*EXERCISE PROMPT*: Can you copy out the data exactly? Leave the images out.

*DATA SUPPLIED*:
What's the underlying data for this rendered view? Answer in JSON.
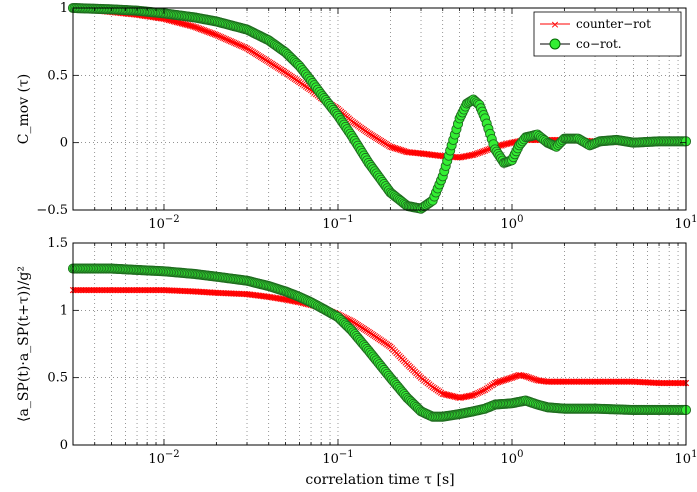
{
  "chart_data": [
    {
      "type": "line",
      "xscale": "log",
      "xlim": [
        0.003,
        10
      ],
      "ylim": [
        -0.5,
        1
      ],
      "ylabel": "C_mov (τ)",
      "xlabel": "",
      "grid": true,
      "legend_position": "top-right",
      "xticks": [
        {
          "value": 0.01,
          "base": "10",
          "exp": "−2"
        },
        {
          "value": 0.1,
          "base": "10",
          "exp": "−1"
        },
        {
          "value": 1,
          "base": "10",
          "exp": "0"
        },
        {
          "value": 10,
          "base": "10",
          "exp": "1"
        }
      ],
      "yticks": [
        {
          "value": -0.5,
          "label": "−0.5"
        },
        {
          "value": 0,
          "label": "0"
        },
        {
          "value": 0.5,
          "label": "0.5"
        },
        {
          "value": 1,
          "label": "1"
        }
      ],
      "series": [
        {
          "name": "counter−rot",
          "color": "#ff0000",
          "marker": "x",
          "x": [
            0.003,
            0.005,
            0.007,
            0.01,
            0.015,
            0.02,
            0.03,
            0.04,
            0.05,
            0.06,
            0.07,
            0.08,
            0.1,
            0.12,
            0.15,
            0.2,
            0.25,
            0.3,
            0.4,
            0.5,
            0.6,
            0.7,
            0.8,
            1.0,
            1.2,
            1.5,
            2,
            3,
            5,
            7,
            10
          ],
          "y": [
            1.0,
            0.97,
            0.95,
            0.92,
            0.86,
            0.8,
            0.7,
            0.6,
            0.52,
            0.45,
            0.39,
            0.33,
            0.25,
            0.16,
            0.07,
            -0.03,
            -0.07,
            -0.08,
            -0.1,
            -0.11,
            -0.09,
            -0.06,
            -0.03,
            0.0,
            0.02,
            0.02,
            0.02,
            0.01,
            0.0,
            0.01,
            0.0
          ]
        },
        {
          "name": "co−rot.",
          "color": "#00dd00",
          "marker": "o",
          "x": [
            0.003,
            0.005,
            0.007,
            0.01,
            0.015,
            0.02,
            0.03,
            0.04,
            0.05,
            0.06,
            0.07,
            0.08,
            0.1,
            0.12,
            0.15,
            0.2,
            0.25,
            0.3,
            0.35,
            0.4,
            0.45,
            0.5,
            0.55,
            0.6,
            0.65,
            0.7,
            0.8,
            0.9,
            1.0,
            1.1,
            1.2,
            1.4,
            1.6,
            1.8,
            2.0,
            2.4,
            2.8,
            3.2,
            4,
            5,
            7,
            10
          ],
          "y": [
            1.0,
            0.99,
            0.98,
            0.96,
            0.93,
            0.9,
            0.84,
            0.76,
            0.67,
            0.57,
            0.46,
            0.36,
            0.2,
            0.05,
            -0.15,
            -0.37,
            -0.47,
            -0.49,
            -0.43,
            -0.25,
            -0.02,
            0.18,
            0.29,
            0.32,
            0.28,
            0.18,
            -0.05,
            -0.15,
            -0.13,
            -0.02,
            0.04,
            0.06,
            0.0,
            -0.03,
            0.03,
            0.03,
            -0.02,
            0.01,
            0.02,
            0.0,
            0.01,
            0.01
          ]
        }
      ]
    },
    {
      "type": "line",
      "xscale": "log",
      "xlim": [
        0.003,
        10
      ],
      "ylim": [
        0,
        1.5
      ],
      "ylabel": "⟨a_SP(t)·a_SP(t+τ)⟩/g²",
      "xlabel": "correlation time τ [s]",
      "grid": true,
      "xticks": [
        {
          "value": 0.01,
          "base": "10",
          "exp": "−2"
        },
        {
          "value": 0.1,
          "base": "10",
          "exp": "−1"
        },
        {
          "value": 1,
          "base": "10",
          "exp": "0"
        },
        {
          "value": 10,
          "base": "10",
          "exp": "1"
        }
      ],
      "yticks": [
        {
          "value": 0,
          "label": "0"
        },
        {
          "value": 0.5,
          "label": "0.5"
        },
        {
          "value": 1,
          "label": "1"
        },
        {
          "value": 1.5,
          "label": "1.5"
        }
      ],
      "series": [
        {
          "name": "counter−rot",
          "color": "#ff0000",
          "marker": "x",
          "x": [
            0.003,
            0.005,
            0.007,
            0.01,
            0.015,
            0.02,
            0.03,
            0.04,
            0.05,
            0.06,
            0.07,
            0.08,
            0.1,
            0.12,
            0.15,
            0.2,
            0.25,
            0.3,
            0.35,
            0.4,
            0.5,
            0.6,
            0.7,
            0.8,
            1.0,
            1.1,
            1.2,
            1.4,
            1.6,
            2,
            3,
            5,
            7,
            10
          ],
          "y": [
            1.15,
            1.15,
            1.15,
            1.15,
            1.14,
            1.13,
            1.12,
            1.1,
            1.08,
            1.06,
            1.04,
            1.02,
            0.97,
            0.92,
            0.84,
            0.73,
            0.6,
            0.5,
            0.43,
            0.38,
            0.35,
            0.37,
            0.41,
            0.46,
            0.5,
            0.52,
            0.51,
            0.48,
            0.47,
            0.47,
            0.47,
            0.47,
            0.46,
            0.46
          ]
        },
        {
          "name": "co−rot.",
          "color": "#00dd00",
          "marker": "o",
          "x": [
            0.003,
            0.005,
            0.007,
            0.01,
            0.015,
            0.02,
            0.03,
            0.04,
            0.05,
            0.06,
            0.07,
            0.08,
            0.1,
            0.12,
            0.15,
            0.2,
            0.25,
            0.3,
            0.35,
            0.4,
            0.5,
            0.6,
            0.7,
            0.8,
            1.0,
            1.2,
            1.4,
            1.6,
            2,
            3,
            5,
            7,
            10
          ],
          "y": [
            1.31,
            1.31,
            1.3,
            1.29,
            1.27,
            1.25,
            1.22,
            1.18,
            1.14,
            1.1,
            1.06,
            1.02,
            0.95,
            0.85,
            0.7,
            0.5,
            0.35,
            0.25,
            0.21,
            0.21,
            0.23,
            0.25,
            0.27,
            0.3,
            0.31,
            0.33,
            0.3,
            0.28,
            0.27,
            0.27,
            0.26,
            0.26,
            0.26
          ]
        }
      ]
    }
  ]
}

*TASK SOLUTION*:
What's the underlying data for this rendered view? Answer in JSON.
{
  "chart_data": [
    {
      "type": "line",
      "xscale": "log",
      "xlim": [
        0.003,
        10
      ],
      "ylim": [
        -0.5,
        1
      ],
      "ylabel": "C_mov (τ)",
      "xlabel": "",
      "grid": true,
      "legend_position": "top-right",
      "xticks": [
        {
          "value": 0.01,
          "base": "10",
          "exp": "−2"
        },
        {
          "value": 0.1,
          "base": "10",
          "exp": "−1"
        },
        {
          "value": 1,
          "base": "10",
          "exp": "0"
        },
        {
          "value": 10,
          "base": "10",
          "exp": "1"
        }
      ],
      "yticks": [
        {
          "value": -0.5,
          "label": "−0.5"
        },
        {
          "value": 0,
          "label": "0"
        },
        {
          "value": 0.5,
          "label": "0.5"
        },
        {
          "value": 1,
          "label": "1"
        }
      ],
      "series": [
        {
          "name": "counter−rot",
          "color": "#ff0000",
          "marker": "x",
          "x": [
            0.003,
            0.005,
            0.007,
            0.01,
            0.015,
            0.02,
            0.03,
            0.04,
            0.05,
            0.06,
            0.07,
            0.08,
            0.1,
            0.12,
            0.15,
            0.2,
            0.25,
            0.3,
            0.4,
            0.5,
            0.6,
            0.7,
            0.8,
            1.0,
            1.2,
            1.5,
            2,
            3,
            5,
            7,
            10
          ],
          "y": [
            1.0,
            0.97,
            0.95,
            0.92,
            0.86,
            0.8,
            0.7,
            0.6,
            0.52,
            0.45,
            0.39,
            0.33,
            0.25,
            0.16,
            0.07,
            -0.03,
            -0.07,
            -0.08,
            -0.1,
            -0.11,
            -0.09,
            -0.06,
            -0.03,
            0.0,
            0.02,
            0.02,
            0.02,
            0.01,
            0.0,
            0.01,
            0.0
          ]
        },
        {
          "name": "co−rot.",
          "color": "#00dd00",
          "marker": "o",
          "x": [
            0.003,
            0.005,
            0.007,
            0.01,
            0.015,
            0.02,
            0.03,
            0.04,
            0.05,
            0.06,
            0.07,
            0.08,
            0.1,
            0.12,
            0.15,
            0.2,
            0.25,
            0.3,
            0.35,
            0.4,
            0.45,
            0.5,
            0.55,
            0.6,
            0.65,
            0.7,
            0.8,
            0.9,
            1.0,
            1.1,
            1.2,
            1.4,
            1.6,
            1.8,
            2.0,
            2.4,
            2.8,
            3.2,
            4,
            5,
            7,
            10
          ],
          "y": [
            1.0,
            0.99,
            0.98,
            0.96,
            0.93,
            0.9,
            0.84,
            0.76,
            0.67,
            0.57,
            0.46,
            0.36,
            0.2,
            0.05,
            -0.15,
            -0.37,
            -0.47,
            -0.49,
            -0.43,
            -0.25,
            -0.02,
            0.18,
            0.29,
            0.32,
            0.28,
            0.18,
            -0.05,
            -0.15,
            -0.13,
            -0.02,
            0.04,
            0.06,
            0.0,
            -0.03,
            0.03,
            0.03,
            -0.02,
            0.01,
            0.02,
            0.0,
            0.01,
            0.01
          ]
        }
      ]
    },
    {
      "type": "line",
      "xscale": "log",
      "xlim": [
        0.003,
        10
      ],
      "ylim": [
        0,
        1.5
      ],
      "ylabel": "⟨a_SP(t)·a_SP(t+τ)⟩/g²",
      "xlabel": "correlation time τ [s]",
      "grid": true,
      "xticks": [
        {
          "value": 0.01,
          "base": "10",
          "exp": "−2"
        },
        {
          "value": 0.1,
          "base": "10",
          "exp": "−1"
        },
        {
          "value": 1,
          "base": "10",
          "exp": "0"
        },
        {
          "value": 10,
          "base": "10",
          "exp": "1"
        }
      ],
      "yticks": [
        {
          "value": 0,
          "label": "0"
        },
        {
          "value": 0.5,
          "label": "0.5"
        },
        {
          "value": 1,
          "label": "1"
        },
        {
          "value": 1.5,
          "label": "1.5"
        }
      ],
      "series": [
        {
          "name": "counter−rot",
          "color": "#ff0000",
          "marker": "x",
          "x": [
            0.003,
            0.005,
            0.007,
            0.01,
            0.015,
            0.02,
            0.03,
            0.04,
            0.05,
            0.06,
            0.07,
            0.08,
            0.1,
            0.12,
            0.15,
            0.2,
            0.25,
            0.3,
            0.35,
            0.4,
            0.5,
            0.6,
            0.7,
            0.8,
            1.0,
            1.1,
            1.2,
            1.4,
            1.6,
            2,
            3,
            5,
            7,
            10
          ],
          "y": [
            1.15,
            1.15,
            1.15,
            1.15,
            1.14,
            1.13,
            1.12,
            1.1,
            1.08,
            1.06,
            1.04,
            1.02,
            0.97,
            0.92,
            0.84,
            0.73,
            0.6,
            0.5,
            0.43,
            0.38,
            0.35,
            0.37,
            0.41,
            0.46,
            0.5,
            0.52,
            0.51,
            0.48,
            0.47,
            0.47,
            0.47,
            0.47,
            0.46,
            0.46
          ]
        },
        {
          "name": "co−rot.",
          "color": "#00dd00",
          "marker": "o",
          "x": [
            0.003,
            0.005,
            0.007,
            0.01,
            0.015,
            0.02,
            0.03,
            0.04,
            0.05,
            0.06,
            0.07,
            0.08,
            0.1,
            0.12,
            0.15,
            0.2,
            0.25,
            0.3,
            0.35,
            0.4,
            0.5,
            0.6,
            0.7,
            0.8,
            1.0,
            1.2,
            1.4,
            1.6,
            2,
            3,
            5,
            7,
            10
          ],
          "y": [
            1.31,
            1.31,
            1.3,
            1.29,
            1.27,
            1.25,
            1.22,
            1.18,
            1.14,
            1.1,
            1.06,
            1.02,
            0.95,
            0.85,
            0.7,
            0.5,
            0.35,
            0.25,
            0.21,
            0.21,
            0.23,
            0.25,
            0.27,
            0.3,
            0.31,
            0.33,
            0.3,
            0.28,
            0.27,
            0.27,
            0.26,
            0.26,
            0.26
          ]
        }
      ]
    }
  ]
}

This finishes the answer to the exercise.